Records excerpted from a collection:
--------

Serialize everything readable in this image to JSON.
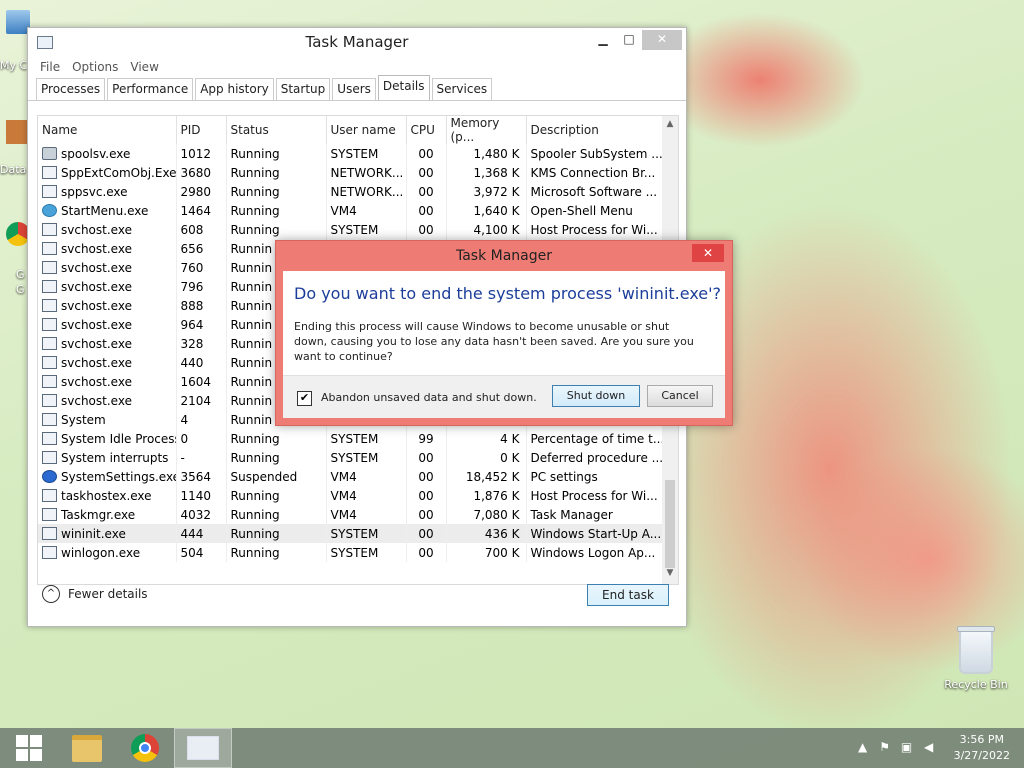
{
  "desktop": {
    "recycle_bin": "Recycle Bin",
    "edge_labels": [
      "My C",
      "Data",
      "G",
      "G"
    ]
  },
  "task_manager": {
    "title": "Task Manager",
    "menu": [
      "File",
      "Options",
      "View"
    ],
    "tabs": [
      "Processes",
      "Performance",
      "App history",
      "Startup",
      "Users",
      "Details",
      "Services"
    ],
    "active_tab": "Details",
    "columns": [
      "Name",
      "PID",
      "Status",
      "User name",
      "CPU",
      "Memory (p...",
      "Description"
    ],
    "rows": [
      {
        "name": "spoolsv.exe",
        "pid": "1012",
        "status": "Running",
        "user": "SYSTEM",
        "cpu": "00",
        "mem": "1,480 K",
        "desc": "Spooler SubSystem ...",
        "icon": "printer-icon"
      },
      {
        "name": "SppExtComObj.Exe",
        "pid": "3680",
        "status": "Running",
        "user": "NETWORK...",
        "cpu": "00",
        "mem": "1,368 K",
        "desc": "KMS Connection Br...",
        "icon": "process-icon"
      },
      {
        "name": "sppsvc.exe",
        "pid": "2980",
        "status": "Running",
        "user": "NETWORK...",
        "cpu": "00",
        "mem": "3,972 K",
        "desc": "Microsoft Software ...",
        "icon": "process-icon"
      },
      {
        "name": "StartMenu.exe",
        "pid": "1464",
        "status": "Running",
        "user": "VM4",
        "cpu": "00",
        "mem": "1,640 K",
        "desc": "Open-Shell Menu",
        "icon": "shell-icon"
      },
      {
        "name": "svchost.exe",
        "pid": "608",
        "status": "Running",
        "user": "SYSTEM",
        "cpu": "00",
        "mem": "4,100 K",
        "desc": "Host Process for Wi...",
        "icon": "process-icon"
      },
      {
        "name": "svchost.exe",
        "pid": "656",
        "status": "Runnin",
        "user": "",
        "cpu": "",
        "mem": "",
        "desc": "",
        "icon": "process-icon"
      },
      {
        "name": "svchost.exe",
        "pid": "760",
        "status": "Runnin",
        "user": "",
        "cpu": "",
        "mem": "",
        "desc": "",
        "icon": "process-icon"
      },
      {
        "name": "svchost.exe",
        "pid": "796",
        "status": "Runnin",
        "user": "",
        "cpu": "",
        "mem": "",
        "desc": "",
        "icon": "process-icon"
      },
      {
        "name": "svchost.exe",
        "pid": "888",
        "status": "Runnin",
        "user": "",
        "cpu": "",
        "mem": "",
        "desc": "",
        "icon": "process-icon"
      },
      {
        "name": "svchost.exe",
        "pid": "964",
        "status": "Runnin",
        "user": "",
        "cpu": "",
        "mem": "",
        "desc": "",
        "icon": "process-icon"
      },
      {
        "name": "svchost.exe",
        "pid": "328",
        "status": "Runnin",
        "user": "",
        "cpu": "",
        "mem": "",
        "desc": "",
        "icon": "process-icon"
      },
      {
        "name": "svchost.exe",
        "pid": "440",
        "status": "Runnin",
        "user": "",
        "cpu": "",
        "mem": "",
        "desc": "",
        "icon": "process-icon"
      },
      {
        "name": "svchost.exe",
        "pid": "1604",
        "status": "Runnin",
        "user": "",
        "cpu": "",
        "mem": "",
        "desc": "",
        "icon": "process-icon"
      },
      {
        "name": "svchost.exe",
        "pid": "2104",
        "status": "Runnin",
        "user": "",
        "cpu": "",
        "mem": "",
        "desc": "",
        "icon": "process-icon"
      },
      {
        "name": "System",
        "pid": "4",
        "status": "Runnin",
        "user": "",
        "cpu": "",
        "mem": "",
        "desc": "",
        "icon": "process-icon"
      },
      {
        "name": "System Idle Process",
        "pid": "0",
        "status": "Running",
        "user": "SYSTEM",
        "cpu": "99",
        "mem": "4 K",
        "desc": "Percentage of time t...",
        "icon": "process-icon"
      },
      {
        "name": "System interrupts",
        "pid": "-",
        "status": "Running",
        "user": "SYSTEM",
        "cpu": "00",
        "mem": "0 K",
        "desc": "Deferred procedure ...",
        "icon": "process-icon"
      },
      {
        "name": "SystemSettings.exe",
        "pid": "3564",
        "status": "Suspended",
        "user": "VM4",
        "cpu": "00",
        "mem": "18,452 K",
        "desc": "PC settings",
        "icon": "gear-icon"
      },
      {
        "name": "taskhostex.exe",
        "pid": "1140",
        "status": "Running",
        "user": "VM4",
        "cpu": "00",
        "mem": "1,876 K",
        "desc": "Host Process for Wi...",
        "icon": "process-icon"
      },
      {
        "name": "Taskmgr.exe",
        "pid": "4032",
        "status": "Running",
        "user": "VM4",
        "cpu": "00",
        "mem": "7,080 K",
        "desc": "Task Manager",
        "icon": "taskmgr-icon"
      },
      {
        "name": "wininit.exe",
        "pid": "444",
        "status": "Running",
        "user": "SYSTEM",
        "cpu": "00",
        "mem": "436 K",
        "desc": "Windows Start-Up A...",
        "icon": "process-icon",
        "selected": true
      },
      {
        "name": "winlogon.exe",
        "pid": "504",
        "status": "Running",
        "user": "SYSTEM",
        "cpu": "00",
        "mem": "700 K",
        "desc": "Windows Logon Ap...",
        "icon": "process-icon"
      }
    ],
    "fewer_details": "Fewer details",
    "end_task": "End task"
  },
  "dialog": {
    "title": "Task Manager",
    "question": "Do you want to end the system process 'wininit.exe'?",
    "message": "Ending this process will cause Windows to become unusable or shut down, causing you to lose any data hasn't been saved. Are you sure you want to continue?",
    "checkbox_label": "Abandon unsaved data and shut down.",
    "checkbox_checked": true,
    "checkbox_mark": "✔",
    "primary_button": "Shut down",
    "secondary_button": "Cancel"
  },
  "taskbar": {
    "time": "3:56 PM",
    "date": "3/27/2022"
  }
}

--------

## Short task
Report all lines of the material that contain the word "Windows".

## Result of the exercise
        "desc": "Windows Start-Up A...",
        "desc": "Windows Logon Ap...",
    "message": "Ending this process will cause Windows to become unusable or shut down, causing you to lose any data hasn't been saved. Are you sure you want to continue?",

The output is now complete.